_Short exercise_.
Repeat all the records exactly, omitting pictures.

[Stored items]
▬▬▬▬▬▬▬▬▬▬
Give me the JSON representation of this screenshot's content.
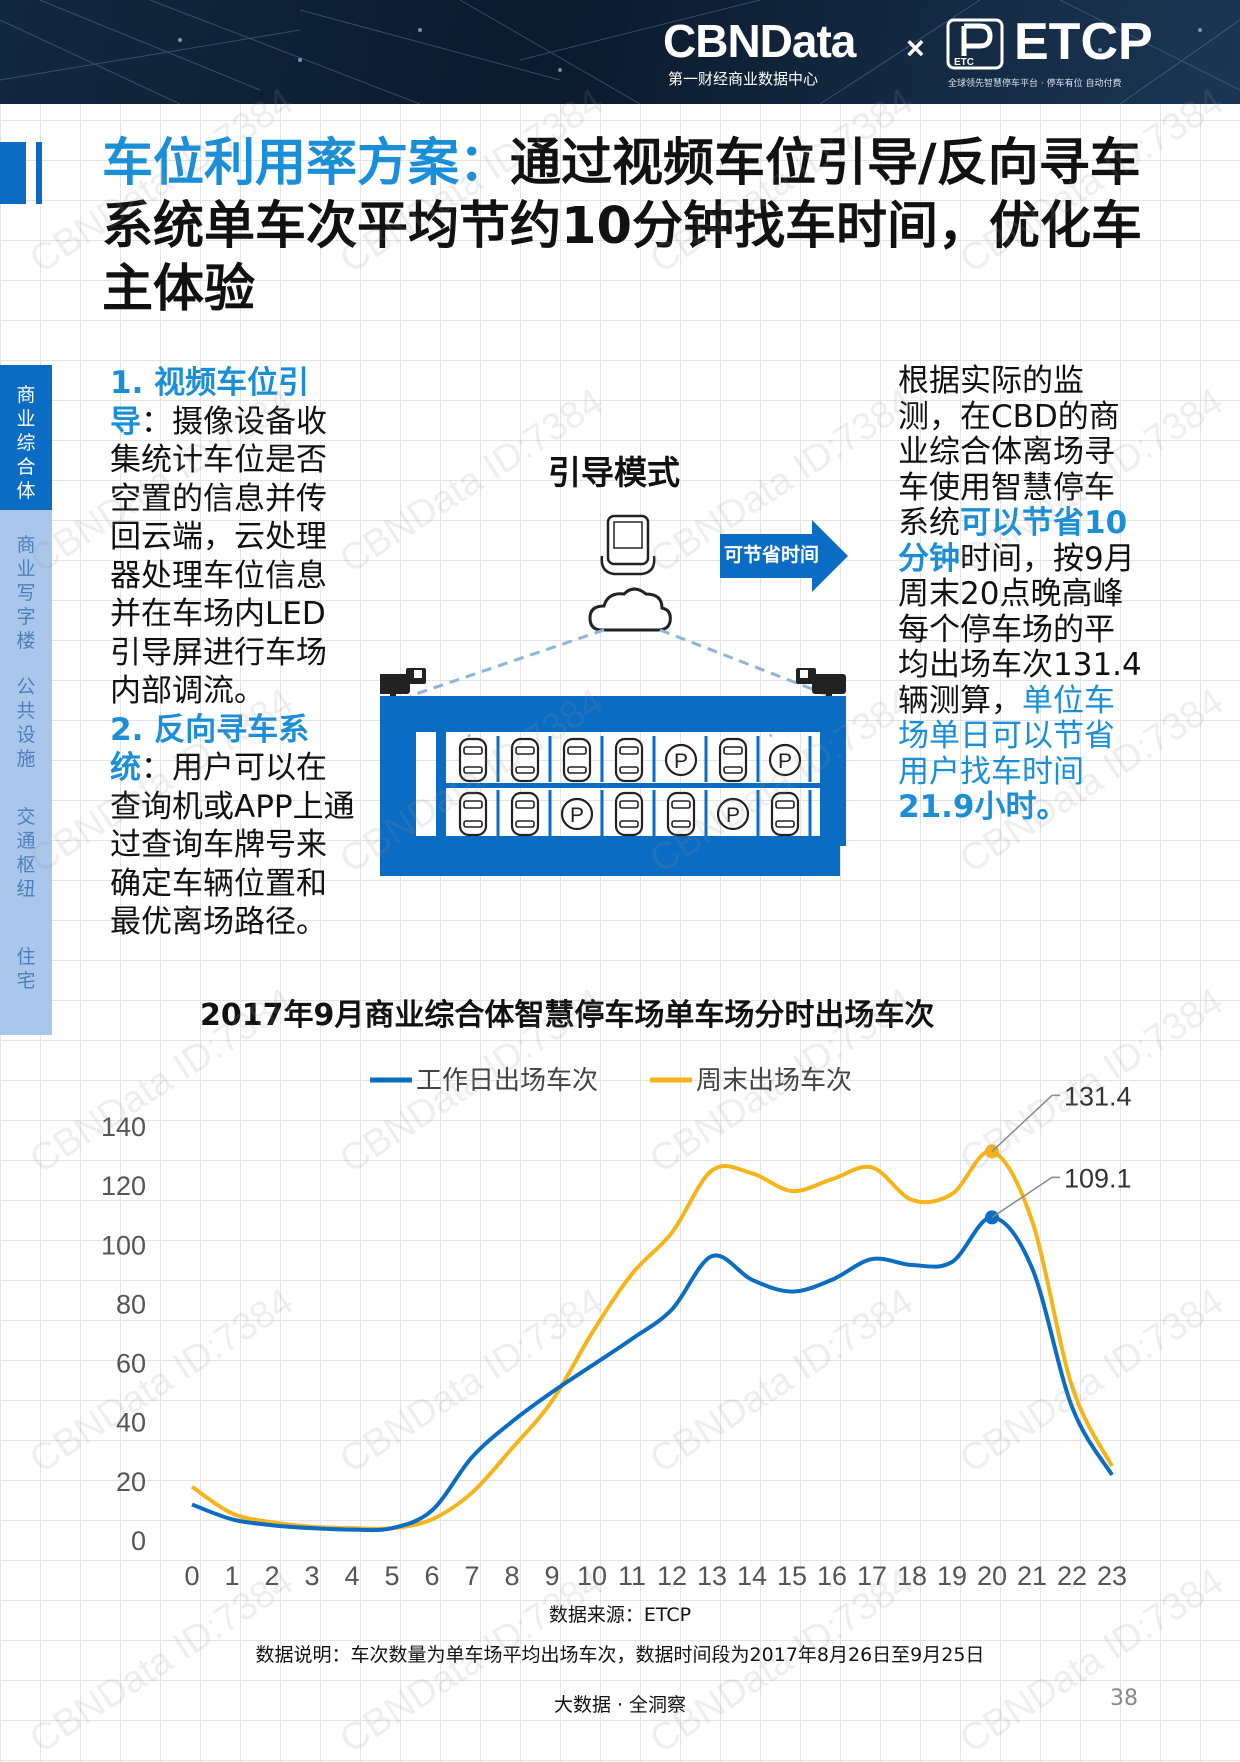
{
  "header": {
    "brand": "CBNData",
    "brand_sub": "第一财经商业数据中心",
    "times": "×",
    "partner": "ETCP",
    "partner_logo_text": "ETC",
    "partner_sub": "全球领先智慧停车平台 · 停车有位 自动付费"
  },
  "title": {
    "blue": "车位利用率方案：",
    "black": "通过视频车位引导/反向寻车系统单车次平均节约10分钟找车时间，优化车主体验"
  },
  "sidenav": [
    "商业综合体",
    "商业写字楼",
    "公共设施",
    "交通枢纽",
    "住宅"
  ],
  "left_text": {
    "h1": "1. 视频车位引导",
    "p1": "：摄像设备收集统计车位是否空置的信息并传回云端，云处理器处理车位信息并在车场内LED引导屏进行车场内部调流。",
    "h2": "2. 反向寻车系统",
    "p2": "：用户可以在查询机或APP上通过查询车牌号来确定车辆位置和最优离场路径。"
  },
  "diagram": {
    "mode_title": "引导模式",
    "arrow_label": "可节省时间",
    "parking_row1": [
      "car",
      "car",
      "car",
      "car",
      "P",
      "car",
      "P"
    ],
    "parking_row2": [
      "car",
      "car",
      "P",
      "car",
      "car",
      "P",
      "car"
    ],
    "parking_symbol": "P"
  },
  "right_text": {
    "t1": "根据实际的监测，在CBD的商业综合体离场寻车使用智慧停车系统",
    "t2": "可以节省10分钟",
    "t3": "时间，按9月周末20点晚高峰每个停车场的平均出场车次131.4辆测算，",
    "t4": "单位车场单日可以节省用户找车时间",
    "t5": "21.9小时。"
  },
  "chart_data": {
    "type": "line",
    "title": "2017年9月商业综合体智慧停车场单车场分时出场车次",
    "categories": [
      "0",
      "1",
      "2",
      "3",
      "4",
      "5",
      "6",
      "7",
      "8",
      "9",
      "10",
      "11",
      "12",
      "13",
      "14",
      "15",
      "16",
      "17",
      "18",
      "19",
      "20",
      "21",
      "22",
      "23"
    ],
    "ylim": [
      0,
      140
    ],
    "yticks": [
      0,
      20,
      40,
      60,
      80,
      100,
      120,
      140
    ],
    "legend_position": "top",
    "series": [
      {
        "name": "工作日出场车次",
        "color": "#0a6cc2",
        "values": [
          12,
          7,
          5,
          4,
          3.5,
          4,
          10,
          28,
          40,
          50,
          59,
          68,
          78,
          96,
          88,
          84,
          88,
          95,
          93,
          94,
          109.1,
          92,
          45,
          22
        ]
      },
      {
        "name": "周末出场车次",
        "color": "#f5b51a",
        "values": [
          18,
          9,
          6,
          4.5,
          4,
          4,
          7,
          16,
          31,
          47,
          70,
          90,
          104,
          125,
          124,
          118,
          122,
          126,
          115,
          117,
          131.4,
          108,
          52,
          25
        ]
      }
    ],
    "annotations": [
      {
        "series": "周末出场车次",
        "x": "20",
        "label": "131.4"
      },
      {
        "series": "工作日出场车次",
        "x": "20",
        "label": "109.1"
      }
    ],
    "grid": true
  },
  "source": "数据来源：ETCP",
  "note": "数据说明：车次数量为单车场平均出场车次，数据时间段为2017年8月26日至9月25日",
  "footer": "大数据 · 全洞察",
  "page_number": "38",
  "watermark": "CBNData ID:7384",
  "colors": {
    "accent": "#0a6cc2",
    "highlight": "#1a8fd8",
    "nav": "#a9c7ea",
    "weekend": "#f5b51a"
  }
}
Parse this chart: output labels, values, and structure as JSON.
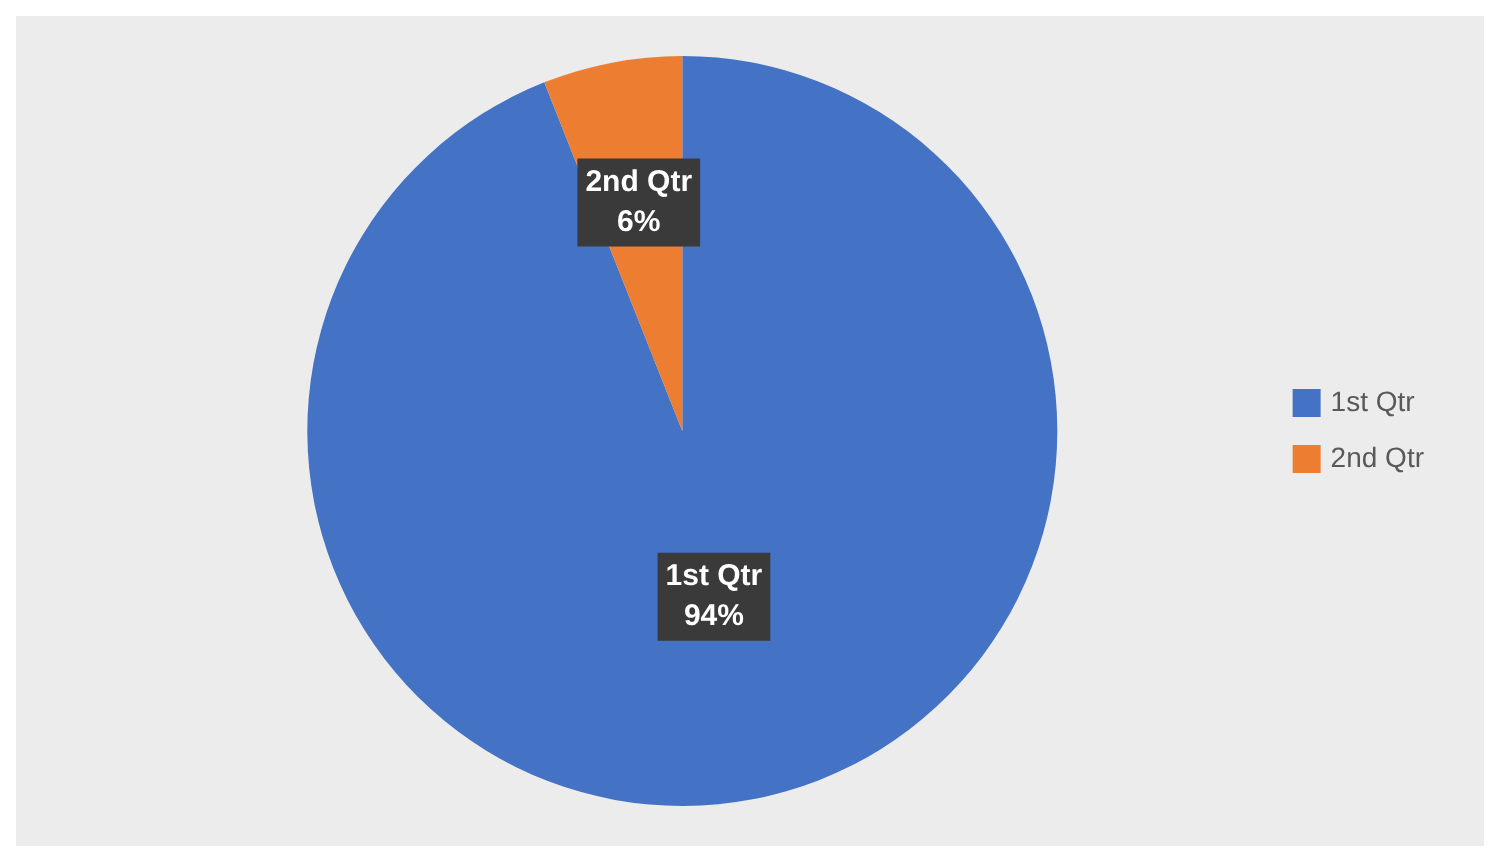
{
  "chart_data": {
    "type": "pie",
    "categories": [
      "1st Qtr",
      "2nd Qtr"
    ],
    "values": [
      94,
      6
    ],
    "colors": [
      "#4472c4",
      "#ed7d31"
    ],
    "value_labels": [
      "94%",
      "6%"
    ],
    "legend": "right"
  }
}
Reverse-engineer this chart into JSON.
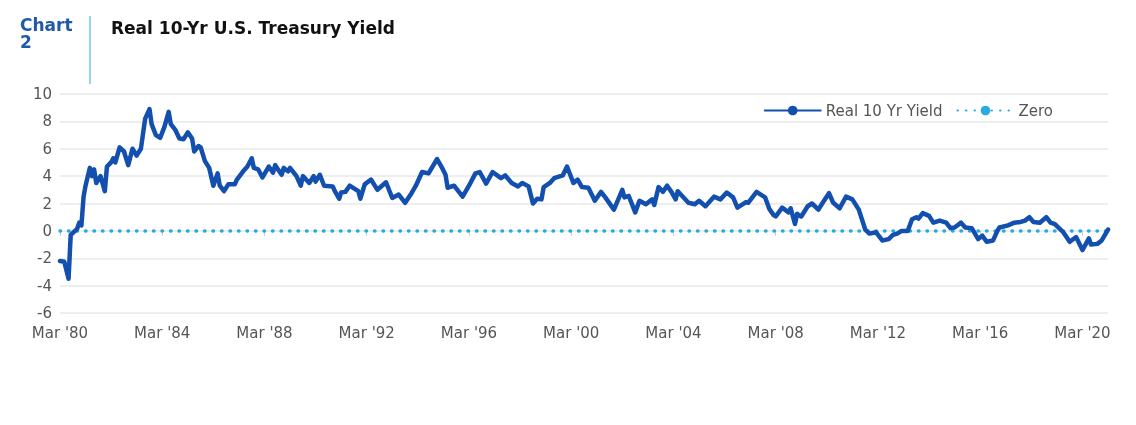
▬▬▬▬▬▬▬▬▬▬
_Response below_.
Give me the JSON representation of this screenshot's content.
{
  "header": {
    "brand": "CBNData",
    "brand_sub": "第一财经商业数据中心",
    "times": "×",
    "partner": "ETCP",
    "partner_logo_text": "ETC",
    "partner_sub": "全球领先智慧停车平台 · 停车有位 自动付费"
  },
  "title": {
    "blue": "车位利用率方案：",
    "black": "通过视频车位引导/反向寻车系统单车次平均节约10分钟找车时间，优化车主体验"
  },
  "sidenav": [
    "商业综合体",
    "商业写字楼",
    "公共设施",
    "交通枢纽",
    "住宅"
  ],
  "left_text": {
    "h1": "1. 视频车位引导",
    "p1": "：摄像设备收集统计车位是否空置的信息并传回云端，云处理器处理车位信息并在车场内LED引导屏进行车场内部调流。",
    "h2": "2. 反向寻车系统",
    "p2": "：用户可以在查询机或APP上通过查询车牌号来确定车辆位置和最优离场路径。"
  },
  "diagram": {
    "mode_title": "引导模式",
    "arrow_label": "可节省时间",
    "parking_row1": [
      "car",
      "car",
      "car",
      "car",
      "P",
      "car",
      "P"
    ],
    "parking_row2": [
      "car",
      "car",
      "P",
      "car",
      "car",
      "P",
      "car"
    ],
    "parking_symbol": "P"
  },
  "right_text": {
    "t1": "根据实际的监测，在CBD的商业综合体离场寻车使用智慧停车系统",
    "t2": "可以节省10分钟",
    "t3": "时间，按9月周末20点晚高峰每个停车场的平均出场车次131.4辆测算，",
    "t4": "单位车场单日可以节省用户找车时间",
    "t5": "21.9小时。"
  },
  "chart_data": {
    "type": "line",
    "title": "2017年9月商业综合体智慧停车场单车场分时出场车次",
    "categories": [
      "0",
      "1",
      "2",
      "3",
      "4",
      "5",
      "6",
      "7",
      "8",
      "9",
      "10",
      "11",
      "12",
      "13",
      "14",
      "15",
      "16",
      "17",
      "18",
      "19",
      "20",
      "21",
      "22",
      "23"
    ],
    "ylim": [
      0,
      140
    ],
    "yticks": [
      0,
      20,
      40,
      60,
      80,
      100,
      120,
      140
    ],
    "legend_position": "top",
    "series": [
      {
        "name": "工作日出场车次",
        "color": "#0a6cc2",
        "values": [
          12,
          7,
          5,
          4,
          3.5,
          4,
          10,
          28,
          40,
          50,
          59,
          68,
          78,
          96,
          88,
          84,
          88,
          95,
          93,
          94,
          109.1,
          92,
          45,
          22
        ]
      },
      {
        "name": "周末出场车次",
        "color": "#f5b51a",
        "values": [
          18,
          9,
          6,
          4.5,
          4,
          4,
          7,
          16,
          31,
          47,
          70,
          90,
          104,
          125,
          124,
          118,
          122,
          126,
          115,
          117,
          131.4,
          108,
          52,
          25
        ]
      }
    ],
    "annotations": [
      {
        "series": "周末出场车次",
        "x": "20",
        "label": "131.4"
      },
      {
        "series": "工作日出场车次",
        "x": "20",
        "label": "109.1"
      }
    ],
    "grid": true
  },
  "source": "数据来源：ETCP",
  "note": "数据说明：车次数量为单车场平均出场车次，数据时间段为2017年8月26日至9月25日",
  "footer": "大数据 · 全洞察",
  "page_number": "38",
  "watermark": "CBNData ID:7384",
  "colors": {
    "accent": "#0a6cc2",
    "highlight": "#1a8fd8",
    "nav": "#a9c7ea",
    "weekend": "#f5b51a"
  }
}
Parse this chart: output labels, values, and structure as JSON.
{
  "chart_data": {
    "type": "pie",
    "categories": [
      "1st Qtr",
      "2nd Qtr"
    ],
    "values": [
      94,
      6
    ],
    "colors": [
      "#4472c4",
      "#ed7d31"
    ],
    "value_labels": [
      "94%",
      "6%"
    ],
    "legend": "right"
  }
}
Reverse-engineer this chart into JSON.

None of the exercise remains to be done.